## Task description
Repeat all of the records verbatim.

## Dataset records
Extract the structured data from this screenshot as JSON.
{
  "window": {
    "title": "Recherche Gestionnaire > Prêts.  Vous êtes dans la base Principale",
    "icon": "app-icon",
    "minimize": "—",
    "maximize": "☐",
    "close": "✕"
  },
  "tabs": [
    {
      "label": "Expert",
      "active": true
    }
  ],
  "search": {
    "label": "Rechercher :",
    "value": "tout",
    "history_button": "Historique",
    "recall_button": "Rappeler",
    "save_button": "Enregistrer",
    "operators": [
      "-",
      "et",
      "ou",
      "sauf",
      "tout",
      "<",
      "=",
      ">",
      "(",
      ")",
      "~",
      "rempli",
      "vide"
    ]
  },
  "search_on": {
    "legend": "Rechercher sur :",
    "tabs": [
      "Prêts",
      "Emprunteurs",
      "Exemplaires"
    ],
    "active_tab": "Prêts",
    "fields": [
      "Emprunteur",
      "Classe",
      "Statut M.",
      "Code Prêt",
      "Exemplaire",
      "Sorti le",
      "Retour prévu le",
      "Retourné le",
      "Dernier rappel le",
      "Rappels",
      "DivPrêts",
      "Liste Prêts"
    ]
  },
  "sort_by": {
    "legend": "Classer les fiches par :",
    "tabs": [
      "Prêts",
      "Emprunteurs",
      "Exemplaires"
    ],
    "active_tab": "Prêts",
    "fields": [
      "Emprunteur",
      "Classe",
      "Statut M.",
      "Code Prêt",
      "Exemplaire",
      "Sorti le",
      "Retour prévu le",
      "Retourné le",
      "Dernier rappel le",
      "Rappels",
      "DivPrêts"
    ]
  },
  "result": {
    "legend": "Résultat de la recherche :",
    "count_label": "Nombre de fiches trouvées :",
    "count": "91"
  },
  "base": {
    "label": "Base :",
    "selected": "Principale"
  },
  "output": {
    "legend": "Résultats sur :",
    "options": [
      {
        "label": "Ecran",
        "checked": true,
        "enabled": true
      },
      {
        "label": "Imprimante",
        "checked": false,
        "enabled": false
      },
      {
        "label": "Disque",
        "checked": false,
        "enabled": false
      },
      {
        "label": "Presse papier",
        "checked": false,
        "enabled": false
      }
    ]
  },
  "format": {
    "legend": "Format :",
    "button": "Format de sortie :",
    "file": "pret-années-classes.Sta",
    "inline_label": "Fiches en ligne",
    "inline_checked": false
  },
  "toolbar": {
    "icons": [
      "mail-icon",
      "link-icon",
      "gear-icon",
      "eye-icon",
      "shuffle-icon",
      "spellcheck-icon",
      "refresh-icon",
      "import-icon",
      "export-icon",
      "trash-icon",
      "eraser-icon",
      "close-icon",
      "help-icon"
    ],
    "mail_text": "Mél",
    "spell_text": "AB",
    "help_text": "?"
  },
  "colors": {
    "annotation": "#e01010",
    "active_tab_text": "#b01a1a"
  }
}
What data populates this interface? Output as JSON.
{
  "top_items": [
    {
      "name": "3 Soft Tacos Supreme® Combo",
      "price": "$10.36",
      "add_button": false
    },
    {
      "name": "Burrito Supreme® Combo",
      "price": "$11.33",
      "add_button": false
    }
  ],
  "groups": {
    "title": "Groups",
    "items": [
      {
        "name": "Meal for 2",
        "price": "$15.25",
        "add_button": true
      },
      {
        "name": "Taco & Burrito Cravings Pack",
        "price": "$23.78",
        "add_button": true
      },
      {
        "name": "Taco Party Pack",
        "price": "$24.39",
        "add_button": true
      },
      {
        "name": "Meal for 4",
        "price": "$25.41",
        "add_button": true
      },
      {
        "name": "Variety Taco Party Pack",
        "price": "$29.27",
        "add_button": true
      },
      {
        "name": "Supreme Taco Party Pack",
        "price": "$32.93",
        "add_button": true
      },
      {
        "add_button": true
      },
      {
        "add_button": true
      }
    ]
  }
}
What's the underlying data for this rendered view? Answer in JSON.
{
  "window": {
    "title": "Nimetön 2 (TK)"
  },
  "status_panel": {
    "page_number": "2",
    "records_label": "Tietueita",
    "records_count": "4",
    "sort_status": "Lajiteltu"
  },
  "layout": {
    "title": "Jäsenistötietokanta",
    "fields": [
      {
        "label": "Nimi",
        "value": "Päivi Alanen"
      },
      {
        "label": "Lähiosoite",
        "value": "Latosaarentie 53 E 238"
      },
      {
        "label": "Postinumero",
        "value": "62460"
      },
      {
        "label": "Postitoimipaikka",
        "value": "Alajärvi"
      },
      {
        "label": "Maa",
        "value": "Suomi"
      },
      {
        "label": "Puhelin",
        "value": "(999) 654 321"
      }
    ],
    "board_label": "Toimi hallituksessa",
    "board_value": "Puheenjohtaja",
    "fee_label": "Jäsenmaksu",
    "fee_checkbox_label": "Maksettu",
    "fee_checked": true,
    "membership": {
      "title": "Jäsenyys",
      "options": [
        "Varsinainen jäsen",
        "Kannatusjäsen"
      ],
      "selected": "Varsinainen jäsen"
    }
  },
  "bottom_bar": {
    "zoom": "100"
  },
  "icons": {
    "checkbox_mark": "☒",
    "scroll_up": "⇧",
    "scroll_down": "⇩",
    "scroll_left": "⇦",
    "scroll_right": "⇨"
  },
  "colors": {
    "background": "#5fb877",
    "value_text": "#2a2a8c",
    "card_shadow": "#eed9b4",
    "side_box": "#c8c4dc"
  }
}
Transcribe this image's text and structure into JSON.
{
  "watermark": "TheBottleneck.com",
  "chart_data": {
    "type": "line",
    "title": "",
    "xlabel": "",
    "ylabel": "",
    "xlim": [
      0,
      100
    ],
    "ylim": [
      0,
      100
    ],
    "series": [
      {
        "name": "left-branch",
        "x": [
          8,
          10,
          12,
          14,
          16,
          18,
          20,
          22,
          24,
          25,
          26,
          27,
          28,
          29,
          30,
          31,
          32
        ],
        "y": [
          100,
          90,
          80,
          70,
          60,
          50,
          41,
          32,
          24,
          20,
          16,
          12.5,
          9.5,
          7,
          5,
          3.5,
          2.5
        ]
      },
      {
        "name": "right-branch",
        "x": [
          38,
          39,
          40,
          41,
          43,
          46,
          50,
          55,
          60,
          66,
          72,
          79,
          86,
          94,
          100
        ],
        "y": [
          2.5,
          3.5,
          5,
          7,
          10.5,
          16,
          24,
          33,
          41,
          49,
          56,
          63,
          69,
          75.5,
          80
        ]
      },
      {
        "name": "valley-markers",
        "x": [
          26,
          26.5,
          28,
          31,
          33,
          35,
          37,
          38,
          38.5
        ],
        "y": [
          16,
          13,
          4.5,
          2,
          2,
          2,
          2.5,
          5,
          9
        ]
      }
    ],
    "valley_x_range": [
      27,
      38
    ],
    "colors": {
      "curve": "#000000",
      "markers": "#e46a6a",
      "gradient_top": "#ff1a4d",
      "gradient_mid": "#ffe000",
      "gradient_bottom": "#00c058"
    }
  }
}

## Written reply
Extract the structured data from this screenshot as JSON.
{
  "window": {
    "title": "Recherche Gestionnaire > Prêts.  Vous êtes dans la base Principale",
    "icon": "app-icon",
    "minimize": "—",
    "maximize": "☐",
    "close": "✕"
  },
  "tabs": [
    {
      "label": "Expert",
      "active": true
    }
  ],
  "search": {
    "label": "Rechercher :",
    "value": "tout",
    "history_button": "Historique",
    "recall_button": "Rappeler",
    "save_button": "Enregistrer",
    "operators": [
      "-",
      "et",
      "ou",
      "sauf",
      "tout",
      "<",
      "=",
      ">",
      "(",
      ")",
      "~",
      "rempli",
      "vide"
    ]
  },
  "search_on": {
    "legend": "Rechercher sur :",
    "tabs": [
      "Prêts",
      "Emprunteurs",
      "Exemplaires"
    ],
    "active_tab": "Prêts",
    "fields": [
      "Emprunteur",
      "Classe",
      "Statut M.",
      "Code Prêt",
      "Exemplaire",
      "Sorti le",
      "Retour prévu le",
      "Retourné le",
      "Dernier rappel le",
      "Rappels",
      "DivPrêts",
      "Liste Prêts"
    ]
  },
  "sort_by": {
    "legend": "Classer les fiches par :",
    "tabs": [
      "Prêts",
      "Emprunteurs",
      "Exemplaires"
    ],
    "active_tab": "Prêts",
    "fields": [
      "Emprunteur",
      "Classe",
      "Statut M.",
      "Code Prêt",
      "Exemplaire",
      "Sorti le",
      "Retour prévu le",
      "Retourné le",
      "Dernier rappel le",
      "Rappels",
      "DivPrêts"
    ]
  },
  "result": {
    "legend": "Résultat de la recherche :",
    "count_label": "Nombre de fiches trouvées :",
    "count": "91"
  },
  "base": {
    "label": "Base :",
    "selected": "Principale"
  },
  "output": {
    "legend": "Résultats sur :",
    "options": [
      {
        "label": "Ecran",
        "checked": true,
        "enabled": true
      },
      {
        "label": "Imprimante",
        "checked": false,
        "enabled": false
      },
      {
        "label": "Disque",
        "checked": false,
        "enabled": false
      },
      {
        "label": "Presse papier",
        "checked": false,
        "enabled": false
      }
    ]
  },
  "format": {
    "legend": "Format :",
    "button": "Format de sortie :",
    "file": "pret-années-classes.Sta",
    "inline_label": "Fiches en ligne",
    "inline_checked": false
  },
  "toolbar": {
    "icons": [
      "mail-icon",
      "link-icon",
      "gear-icon",
      "eye-icon",
      "shuffle-icon",
      "spellcheck-icon",
      "refresh-icon",
      "import-icon",
      "export-icon",
      "trash-icon",
      "eraser-icon",
      "close-icon",
      "help-icon"
    ],
    "mail_text": "Mél",
    "spell_text": "AB",
    "help_text": "?"
  },
  "colors": {
    "annotation": "#e01010",
    "active_tab_text": "#b01a1a"
  }
}
What data populates this interface? Output as JSON.
{
  "top_items": [
    {
      "name": "3 Soft Tacos Supreme® Combo",
      "price": "$10.36",
      "add_button": false
    },
    {
      "name": "Burrito Supreme® Combo",
      "price": "$11.33",
      "add_button": false
    }
  ],
  "groups": {
    "title": "Groups",
    "items": [
      {
        "name": "Meal for 2",
        "price": "$15.25",
        "add_button": true
      },
      {
        "name": "Taco & Burrito Cravings Pack",
        "price": "$23.78",
        "add_button": true
      },
      {
        "name": "Taco Party Pack",
        "price": "$24.39",
        "add_button": true
      },
      {
        "name": "Meal for 4",
        "price": "$25.41",
        "add_button": true
      },
      {
        "name": "Variety Taco Party Pack",
        "price": "$29.27",
        "add_button": true
      },
      {
        "name": "Supreme Taco Party Pack",
        "price": "$32.93",
        "add_button": true
      },
      {
        "add_button": true
      },
      {
        "add_button": true
      }
    ]
  }
}
What's the underlying data for this rendered view? Answer in JSON.
{
  "window": {
    "title": "Nimetön 2 (TK)"
  },
  "status_panel": {
    "page_number": "2",
    "records_label": "Tietueita",
    "records_count": "4",
    "sort_status": "Lajiteltu"
  },
  "layout": {
    "title": "Jäsenistötietokanta",
    "fields": [
      {
        "label": "Nimi",
        "value": "Päivi Alanen"
      },
      {
        "label": "Lähiosoite",
        "value": "Latosaarentie 53 E 238"
      },
      {
        "label": "Postinumero",
        "value": "62460"
      },
      {
        "label": "Postitoimipaikka",
        "value": "Alajärvi"
      },
      {
        "label": "Maa",
        "value": "Suomi"
      },
      {
        "label": "Puhelin",
        "value": "(999) 654 321"
      }
    ],
    "board_label": "Toimi hallituksessa",
    "board_value": "Puheenjohtaja",
    "fee_label": "Jäsenmaksu",
    "fee_checkbox_label": "Maksettu",
    "fee_checked": true,
    "membership": {
      "title": "Jäsenyys",
      "options": [
        "Varsinainen jäsen",
        "Kannatusjäsen"
      ],
      "selected": "Varsinainen jäsen"
    }
  },
  "bottom_bar": {
    "zoom": "100"
  },
  "icons": {
    "checkbox_mark": "☒",
    "scroll_up": "⇧",
    "scroll_down": "⇩",
    "scroll_left": "⇦",
    "scroll_right": "⇨"
  },
  "colors": {
    "background": "#5fb877",
    "value_text": "#2a2a8c",
    "card_shadow": "#eed9b4",
    "side_box": "#c8c4dc"
  }
}
Transcribe this image's text and structure into JSON.
{
  "watermark": "TheBottleneck.com",
  "chart_data": {
    "type": "line",
    "title": "",
    "xlabel": "",
    "ylabel": "",
    "xlim": [
      0,
      100
    ],
    "ylim": [
      0,
      100
    ],
    "series": [
      {
        "name": "left-branch",
        "x": [
          8,
          10,
          12,
          14,
          16,
          18,
          20,
          22,
          24,
          25,
          26,
          27,
          28,
          29,
          30,
          31,
          32
        ],
        "y": [
          100,
          90,
          80,
          70,
          60,
          50,
          41,
          32,
          24,
          20,
          16,
          12.5,
          9.5,
          7,
          5,
          3.5,
          2.5
        ]
      },
      {
        "name": "right-branch",
        "x": [
          38,
          39,
          40,
          41,
          43,
          46,
          50,
          55,
          60,
          66,
          72,
          79,
          86,
          94,
          100
        ],
        "y": [
          2.5,
          3.5,
          5,
          7,
          10.5,
          16,
          24,
          33,
          41,
          49,
          56,
          63,
          69,
          75.5,
          80
        ]
      },
      {
        "name": "valley-markers",
        "x": [
          26,
          26.5,
          28,
          31,
          33,
          35,
          37,
          38,
          38.5
        ],
        "y": [
          16,
          13,
          4.5,
          2,
          2,
          2,
          2.5,
          5,
          9
        ]
      }
    ],
    "valley_x_range": [
      27,
      38
    ],
    "colors": {
      "curve": "#000000",
      "markers": "#e46a6a",
      "gradient_top": "#ff1a4d",
      "gradient_mid": "#ffe000",
      "gradient_bottom": "#00c058"
    }
  }
}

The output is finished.